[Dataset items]
——

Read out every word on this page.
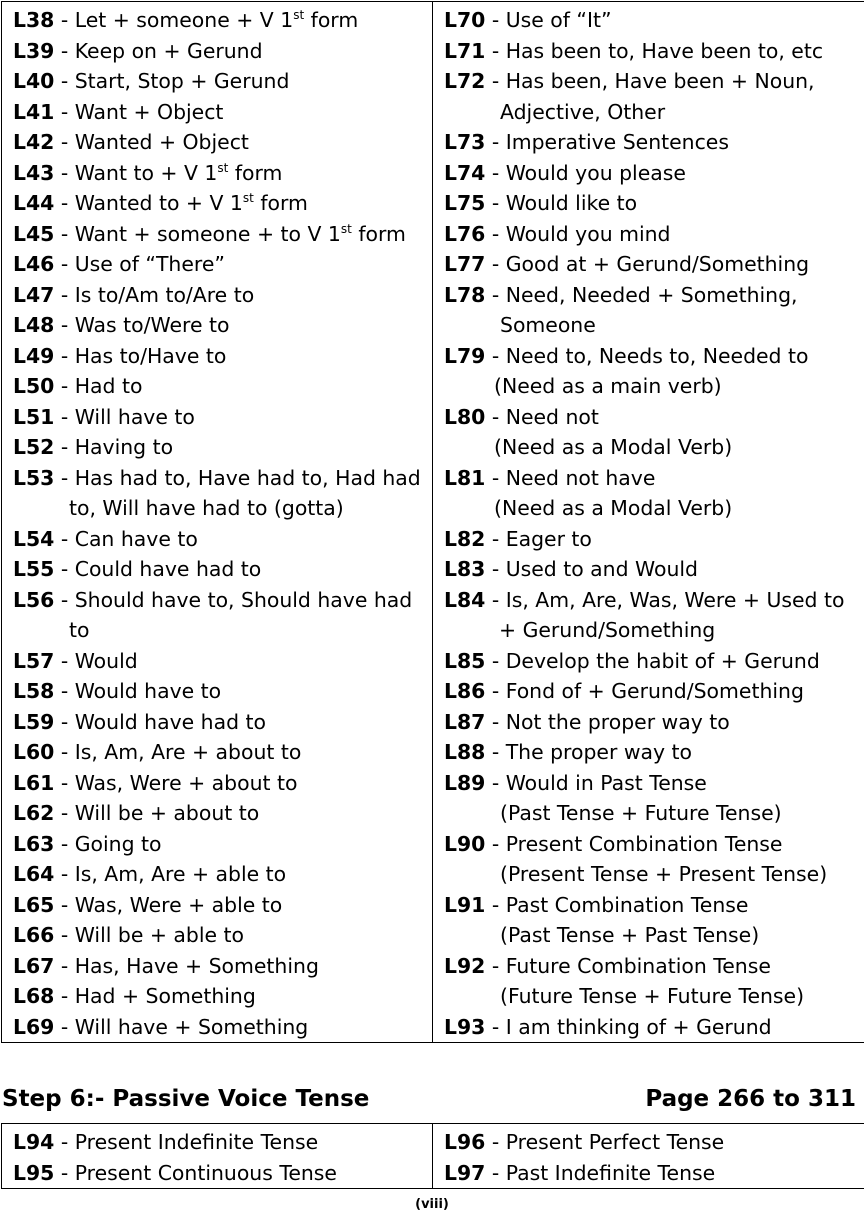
L38 - Let + someone + V 1st form
L39 - Keep on + Gerund
L40 - Start, Stop + Gerund
L41 - Want + Object
L42 - Wanted + Object
L43 - Want to + V 1st form
L44 - Wanted to + V 1st form
L45 - Want + someone + to V 1st form
L46 - Use of “There”
L47 - Is to/Am to/Are to
L48 - Was to/Were to
L49 - Has to/Have to
L50 - Had to
L51 - Will have to
L52 - Having to
L53 - Has had to, Have had to, Had had
to, Will have had to (gotta)
L54 - Can have to
L55 - Could have had to
L56 - Should have to, Should have had
to
L57 - Would
L58 - Would have to
L59 - Would have had to
L60 - Is, Am, Are + about to
L61 - Was, Were + about to
L62 - Will be + about to
L63 - Going to
L64 - Is, Am, Are + able to
L65 - Was, Were + able to
L66 - Will be + able to
L67 - Has, Have + Something
L68 - Had + Something
L69 - Will have + Something

L70 - Use of “It”
L71 - Has been to, Have been to, etc
L72 - Has been, Have been + Noun,
Adjective, Other
L73 - Imperative Sentences
L74 - Would you please
L75 - Would like to
L76 - Would you mind
L77 - Good at + Gerund/Something
L78 - Need, Needed + Something,
Someone
L79 - Need to, Needs to, Needed to
(Need as a main verb)
L80 - Need not
(Need as a Modal Verb)
L81 - Need not have
(Need as a Modal Verb)
L82 - Eager to
L83 - Used to and Would
L84 - Is, Am, Are, Was, Were + Used to
+ Gerund/Something
L85 - Develop the habit of + Gerund
L86 - Fond of + Gerund/Something
L87 - Not the proper way to
L88 - The proper way to
L89 - Would in Past Tense
(Past Tense + Future Tense)
L90 - Present Combination Tense
(Present Tense + Present Tense)
L91 - Past Combination Tense
(Past Tense + Past Tense)
L92 - Future Combination Tense
(Future Tense + Future Tense)
L93 - I am thinking of + Gerund
Step 6:- Passive Voice Tense	Page 266 to 311
L94 - Present Indefinite Tense
L95 - Present Continuous Tense

L96 - Present Perfect Tense
L97 - Past Indefinite Tense
(viii)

——

== AIM ==
Without including any picture, retype the entries exactly.

== WORKED ANSWER ==
Read out every word on this page.
L38 - Let + someone + V 1st form
L39 - Keep on + Gerund
L40 - Start, Stop + Gerund
L41 - Want + Object
L42 - Wanted + Object
L43 - Want to + V 1st form
L44 - Wanted to + V 1st form
L45 - Want + someone + to V 1st form
L46 - Use of “There”
L47 - Is to/Am to/Are to
L48 - Was to/Were to
L49 - Has to/Have to
L50 - Had to
L51 - Will have to
L52 - Having to
L53 - Has had to, Have had to, Had had
to, Will have had to (gotta)
L54 - Can have to
L55 - Could have had to
L56 - Should have to, Should have had
to
L57 - Would
L58 - Would have to
L59 - Would have had to
L60 - Is, Am, Are + about to
L61 - Was, Were + about to
L62 - Will be + about to
L63 - Going to
L64 - Is, Am, Are + able to
L65 - Was, Were + able to
L66 - Will be + able to
L67 - Has, Have + Something
L68 - Had + Something
L69 - Will have + Something

L70 - Use of “It”
L71 - Has been to, Have been to, etc
L72 - Has been, Have been + Noun,
Adjective, Other
L73 - Imperative Sentences
L74 - Would you please
L75 - Would like to
L76 - Would you mind
L77 - Good at + Gerund/Something
L78 - Need, Needed + Something,
Someone
L79 - Need to, Needs to, Needed to
(Need as a main verb)
L80 - Need not
(Need as a Modal Verb)
L81 - Need not have
(Need as a Modal Verb)
L82 - Eager to
L83 - Used to and Would
L84 - Is, Am, Are, Was, Were + Used to
+ Gerund/Something
L85 - Develop the habit of + Gerund
L86 - Fond of + Gerund/Something
L87 - Not the proper way to
L88 - The proper way to
L89 - Would in Past Tense
(Past Tense + Future Tense)
L90 - Present Combination Tense
(Present Tense + Present Tense)
L91 - Past Combination Tense
(Past Tense + Past Tense)
L92 - Future Combination Tense
(Future Tense + Future Tense)
L93 - I am thinking of + Gerund
Step 6:- Passive Voice Tense	Page 266 to 311
L94 - Present Indefinite Tense
L95 - Present Continuous Tense

L96 - Present Perfect Tense
L97 - Past Indefinite Tense
(viii)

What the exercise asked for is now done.